> _WRITTEN PROBLEM_
Repeat each record exactly as written, and drop any images.

> _DATA SECTION_
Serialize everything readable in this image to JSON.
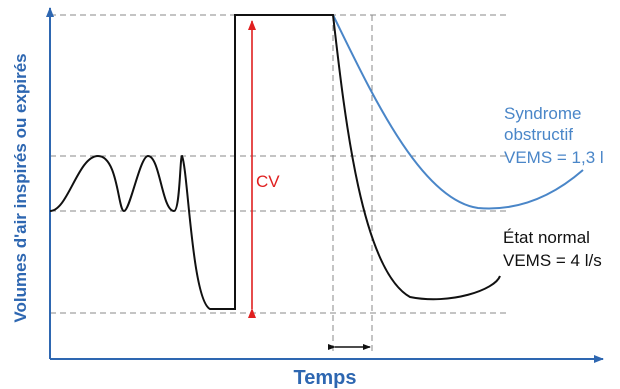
{
  "axes": {
    "y_label": "Volumes d'air inspirés ou expirés",
    "x_label": "Temps"
  },
  "annotations": {
    "cv": "CV",
    "obstructive": {
      "line1": "Syndrome",
      "line2": "obstructif",
      "line3": "VEMS = 1,3 l"
    },
    "normal": {
      "line1": "État normal",
      "line2": "VEMS = 4 l/s"
    }
  },
  "colors": {
    "axis": "#2e67b1",
    "normal_curve": "#111111",
    "obstructive_curve": "#4a86c8",
    "cv_arrow": "#e02020",
    "guide_lines": "#8a8a8a"
  }
}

> _RESPONSE BELOW_
Serialize everything readable in this image to JSON.
{
  "axes": {
    "y_label": "Volumes d'air inspirés ou expirés",
    "x_label": "Temps"
  },
  "annotations": {
    "cv": "CV",
    "obstructive": {
      "line1": "Syndrome",
      "line2": "obstructif",
      "line3": "VEMS = 1,3 l"
    },
    "normal": {
      "line1": "État normal",
      "line2": "VEMS = 4 l/s"
    }
  },
  "colors": {
    "axis": "#2e67b1",
    "normal_curve": "#111111",
    "obstructive_curve": "#4a86c8",
    "cv_arrow": "#e02020",
    "guide_lines": "#8a8a8a"
  }
}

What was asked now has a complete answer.